**ABOUT THIS TASK**
An exact repetition of every entry, with no images, is the required answer.

EXERCISE DATA below:

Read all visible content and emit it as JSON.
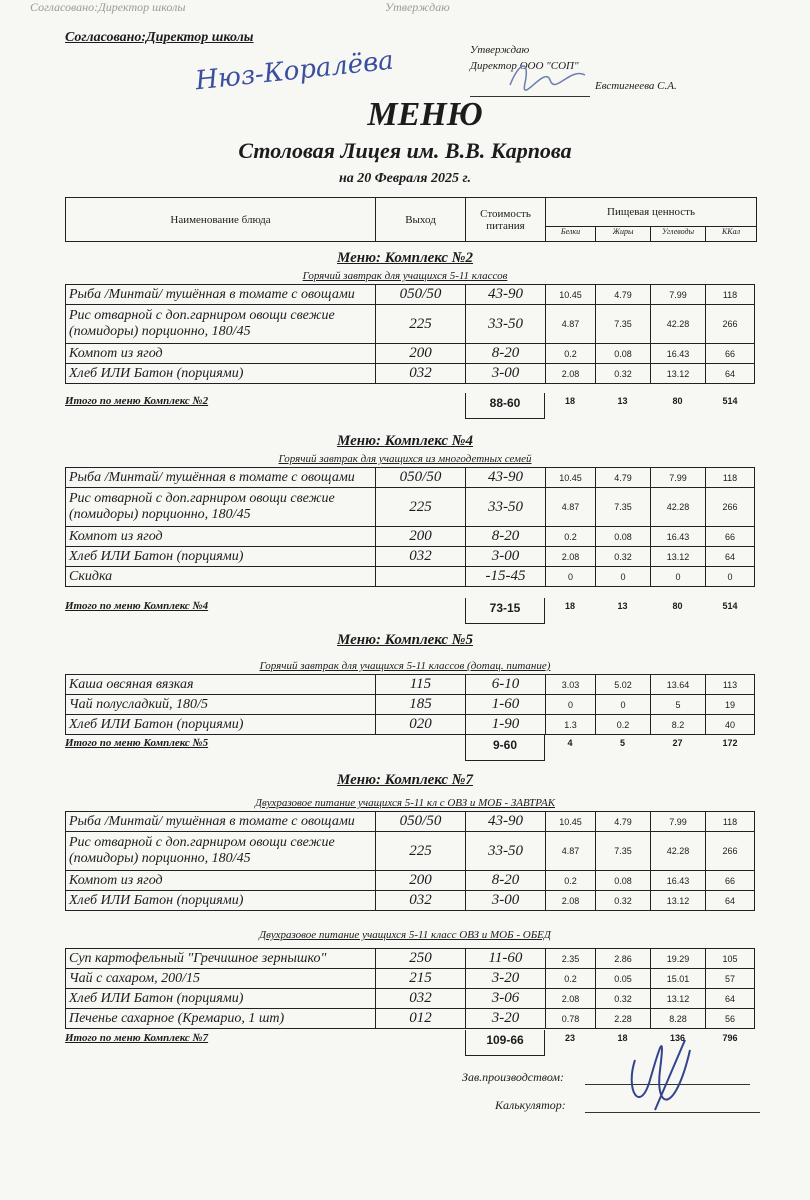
{
  "bleed": {
    "left": "Согласовано:Директор школы",
    "right": "Утверждаю"
  },
  "approval_left": "Согласовано:Директор школы",
  "approval_right": {
    "line1": "Утверждаю",
    "line2": "Директор ООО \"СОП\"",
    "name": "Евстигнеева С.А."
  },
  "signature_left": "Нюз-Коралёва",
  "title": "МЕНЮ",
  "subtitle": "Столовая Лицея им. В.В. Карпова",
  "date": "на 20 Февраля 2025 г.",
  "header": {
    "name": "Наименование блюда",
    "yield": "Выход",
    "cost": "Стоимость питания",
    "nutrition": "Пищевая ценность",
    "protein": "Белки",
    "fat": "Жиры",
    "carbs": "Углеводы",
    "kcal": "ККал"
  },
  "sections": [
    {
      "title": "Меню: Комплекс №2",
      "blocks": [
        {
          "subtitle": "Горячий завтрак для учащихся 5-11 классов",
          "rows": [
            [
              "Рыба /Минтай/ тушённая в томате с овощами",
              "050/50",
              "43-90",
              "10.45",
              "4.79",
              "7.99",
              "118"
            ],
            [
              "Рис отварной с доп.гарниром овощи свежие (помидоры) порционно, 180/45",
              "225",
              "33-50",
              "4.87",
              "7.35",
              "42.28",
              "266"
            ],
            [
              "Компот из ягод",
              "200",
              "8-20",
              "0.2",
              "0.08",
              "16.43",
              "66"
            ],
            [
              "Хлеб ИЛИ Батон (порциями)",
              "032",
              "3-00",
              "2.08",
              "0.32",
              "13.12",
              "64"
            ]
          ]
        }
      ],
      "total": {
        "label": "Итого по меню Комплекс №2",
        "cost": "88-60",
        "protein": "18",
        "fat": "13",
        "carbs": "80",
        "kcal": "514"
      }
    },
    {
      "title": "Меню: Комплекс №4",
      "blocks": [
        {
          "subtitle": "Горячий завтрак для учащихся из многодетных семей",
          "rows": [
            [
              "Рыба /Минтай/ тушённая в томате с овощами",
              "050/50",
              "43-90",
              "10.45",
              "4.79",
              "7.99",
              "118"
            ],
            [
              "Рис отварной с доп.гарниром овощи свежие (помидоры) порционно, 180/45",
              "225",
              "33-50",
              "4.87",
              "7.35",
              "42.28",
              "266"
            ],
            [
              "Компот из ягод",
              "200",
              "8-20",
              "0.2",
              "0.08",
              "16.43",
              "66"
            ],
            [
              "Хлеб ИЛИ Батон (порциями)",
              "032",
              "3-00",
              "2.08",
              "0.32",
              "13.12",
              "64"
            ],
            [
              "Скидка",
              "",
              "-15-45",
              "0",
              "0",
              "0",
              "0"
            ]
          ]
        }
      ],
      "total": {
        "label": "Итого по меню Комплекс №4",
        "cost": "73-15",
        "protein": "18",
        "fat": "13",
        "carbs": "80",
        "kcal": "514"
      }
    },
    {
      "title": "Меню: Комплекс №5",
      "blocks": [
        {
          "subtitle": "Горячий завтрак для учащихся 5-11 классов (дотац. питание)",
          "rows": [
            [
              "Каша овсяная вязкая",
              "115",
              "6-10",
              "3.03",
              "5.02",
              "13.64",
              "113"
            ],
            [
              "Чай полусладкий, 180/5",
              "185",
              "1-60",
              "0",
              "0",
              "5",
              "19"
            ],
            [
              "Хлеб ИЛИ Батон (порциями)",
              "020",
              "1-90",
              "1.3",
              "0.2",
              "8.2",
              "40"
            ]
          ]
        }
      ],
      "total": {
        "label": "Итого по меню Комплекс №5",
        "cost": "9-60",
        "protein": "4",
        "fat": "5",
        "carbs": "27",
        "kcal": "172"
      }
    },
    {
      "title": "Меню: Комплекс №7",
      "blocks": [
        {
          "subtitle": "Двухразовое питание учащихся 5-11 кл с ОВЗ и МОБ - ЗАВТРАК",
          "rows": [
            [
              "Рыба /Минтай/ тушённая в томате с овощами",
              "050/50",
              "43-90",
              "10.45",
              "4.79",
              "7.99",
              "118"
            ],
            [
              "Рис отварной с доп.гарниром овощи свежие (помидоры) порционно, 180/45",
              "225",
              "33-50",
              "4.87",
              "7.35",
              "42.28",
              "266"
            ],
            [
              "Компот из ягод",
              "200",
              "8-20",
              "0.2",
              "0.08",
              "16.43",
              "66"
            ],
            [
              "Хлеб ИЛИ Батон (порциями)",
              "032",
              "3-00",
              "2.08",
              "0.32",
              "13.12",
              "64"
            ]
          ]
        },
        {
          "subtitle": "Двухразовое питание учащихся 5-11 класс ОВЗ и МОБ - ОБЕД",
          "rows": [
            [
              "Суп картофельный \"Гречишное зернышко\"",
              "250",
              "11-60",
              "2.35",
              "2.86",
              "19.29",
              "105"
            ],
            [
              "Чай с сахаром, 200/15",
              "215",
              "3-20",
              "0.2",
              "0.05",
              "15.01",
              "57"
            ],
            [
              "Хлеб ИЛИ Батон (порциями)",
              "032",
              "3-06",
              "2.08",
              "0.32",
              "13.12",
              "64"
            ],
            [
              "Печенье сахарное (Кремарио, 1 шт)",
              "012",
              "3-20",
              "0.78",
              "2.28",
              "8.28",
              "56"
            ]
          ]
        }
      ],
      "total": {
        "label": "Итого по меню Комплекс №7",
        "cost": "109-66",
        "protein": "23",
        "fat": "18",
        "carbs": "136",
        "kcal": "796"
      }
    }
  ],
  "footer": {
    "production": "Зав.производством:",
    "calculator": "Калькулятор:"
  }
}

End of EXERCISE DATA.

**EXERCISE ANSWER**
Read all visible content and emit it as JSON.
{
  "bleed": {
    "left": "Согласовано:Директор школы",
    "right": "Утверждаю"
  },
  "approval_left": "Согласовано:Директор школы",
  "approval_right": {
    "line1": "Утверждаю",
    "line2": "Директор ООО \"СОП\"",
    "name": "Евстигнеева С.А."
  },
  "signature_left": "Нюз-Коралёва",
  "title": "МЕНЮ",
  "subtitle": "Столовая Лицея им. В.В. Карпова",
  "date": "на 20 Февраля 2025 г.",
  "header": {
    "name": "Наименование блюда",
    "yield": "Выход",
    "cost": "Стоимость питания",
    "nutrition": "Пищевая ценность",
    "protein": "Белки",
    "fat": "Жиры",
    "carbs": "Углеводы",
    "kcal": "ККал"
  },
  "sections": [
    {
      "title": "Меню: Комплекс №2",
      "blocks": [
        {
          "subtitle": "Горячий завтрак для учащихся 5-11 классов",
          "rows": [
            [
              "Рыба /Минтай/ тушённая в томате с овощами",
              "050/50",
              "43-90",
              "10.45",
              "4.79",
              "7.99",
              "118"
            ],
            [
              "Рис отварной с доп.гарниром овощи свежие (помидоры) порционно, 180/45",
              "225",
              "33-50",
              "4.87",
              "7.35",
              "42.28",
              "266"
            ],
            [
              "Компот из ягод",
              "200",
              "8-20",
              "0.2",
              "0.08",
              "16.43",
              "66"
            ],
            [
              "Хлеб ИЛИ Батон (порциями)",
              "032",
              "3-00",
              "2.08",
              "0.32",
              "13.12",
              "64"
            ]
          ]
        }
      ],
      "total": {
        "label": "Итого по меню Комплекс №2",
        "cost": "88-60",
        "protein": "18",
        "fat": "13",
        "carbs": "80",
        "kcal": "514"
      }
    },
    {
      "title": "Меню: Комплекс №4",
      "blocks": [
        {
          "subtitle": "Горячий завтрак для учащихся из многодетных семей",
          "rows": [
            [
              "Рыба /Минтай/ тушённая в томате с овощами",
              "050/50",
              "43-90",
              "10.45",
              "4.79",
              "7.99",
              "118"
            ],
            [
              "Рис отварной с доп.гарниром овощи свежие (помидоры) порционно, 180/45",
              "225",
              "33-50",
              "4.87",
              "7.35",
              "42.28",
              "266"
            ],
            [
              "Компот из ягод",
              "200",
              "8-20",
              "0.2",
              "0.08",
              "16.43",
              "66"
            ],
            [
              "Хлеб ИЛИ Батон (порциями)",
              "032",
              "3-00",
              "2.08",
              "0.32",
              "13.12",
              "64"
            ],
            [
              "Скидка",
              "",
              "-15-45",
              "0",
              "0",
              "0",
              "0"
            ]
          ]
        }
      ],
      "total": {
        "label": "Итого по меню Комплекс №4",
        "cost": "73-15",
        "protein": "18",
        "fat": "13",
        "carbs": "80",
        "kcal": "514"
      }
    },
    {
      "title": "Меню: Комплекс №5",
      "blocks": [
        {
          "subtitle": "Горячий завтрак для учащихся 5-11 классов (дотац. питание)",
          "rows": [
            [
              "Каша овсяная вязкая",
              "115",
              "6-10",
              "3.03",
              "5.02",
              "13.64",
              "113"
            ],
            [
              "Чай полусладкий, 180/5",
              "185",
              "1-60",
              "0",
              "0",
              "5",
              "19"
            ],
            [
              "Хлеб ИЛИ Батон (порциями)",
              "020",
              "1-90",
              "1.3",
              "0.2",
              "8.2",
              "40"
            ]
          ]
        }
      ],
      "total": {
        "label": "Итого по меню Комплекс №5",
        "cost": "9-60",
        "protein": "4",
        "fat": "5",
        "carbs": "27",
        "kcal": "172"
      }
    },
    {
      "title": "Меню: Комплекс №7",
      "blocks": [
        {
          "subtitle": "Двухразовое питание учащихся 5-11 кл с ОВЗ и МОБ - ЗАВТРАК",
          "rows": [
            [
              "Рыба /Минтай/ тушённая в томате с овощами",
              "050/50",
              "43-90",
              "10.45",
              "4.79",
              "7.99",
              "118"
            ],
            [
              "Рис отварной с доп.гарниром овощи свежие (помидоры) порционно, 180/45",
              "225",
              "33-50",
              "4.87",
              "7.35",
              "42.28",
              "266"
            ],
            [
              "Компот из ягод",
              "200",
              "8-20",
              "0.2",
              "0.08",
              "16.43",
              "66"
            ],
            [
              "Хлеб ИЛИ Батон (порциями)",
              "032",
              "3-00",
              "2.08",
              "0.32",
              "13.12",
              "64"
            ]
          ]
        },
        {
          "subtitle": "Двухразовое питание учащихся 5-11 класс ОВЗ и МОБ - ОБЕД",
          "rows": [
            [
              "Суп картофельный \"Гречишное зернышко\"",
              "250",
              "11-60",
              "2.35",
              "2.86",
              "19.29",
              "105"
            ],
            [
              "Чай с сахаром, 200/15",
              "215",
              "3-20",
              "0.2",
              "0.05",
              "15.01",
              "57"
            ],
            [
              "Хлеб ИЛИ Батон (порциями)",
              "032",
              "3-06",
              "2.08",
              "0.32",
              "13.12",
              "64"
            ],
            [
              "Печенье сахарное (Кремарио, 1 шт)",
              "012",
              "3-20",
              "0.78",
              "2.28",
              "8.28",
              "56"
            ]
          ]
        }
      ],
      "total": {
        "label": "Итого по меню Комплекс №7",
        "cost": "109-66",
        "protein": "23",
        "fat": "18",
        "carbs": "136",
        "kcal": "796"
      }
    }
  ],
  "footer": {
    "production": "Зав.производством:",
    "calculator": "Калькулятор:"
  }
}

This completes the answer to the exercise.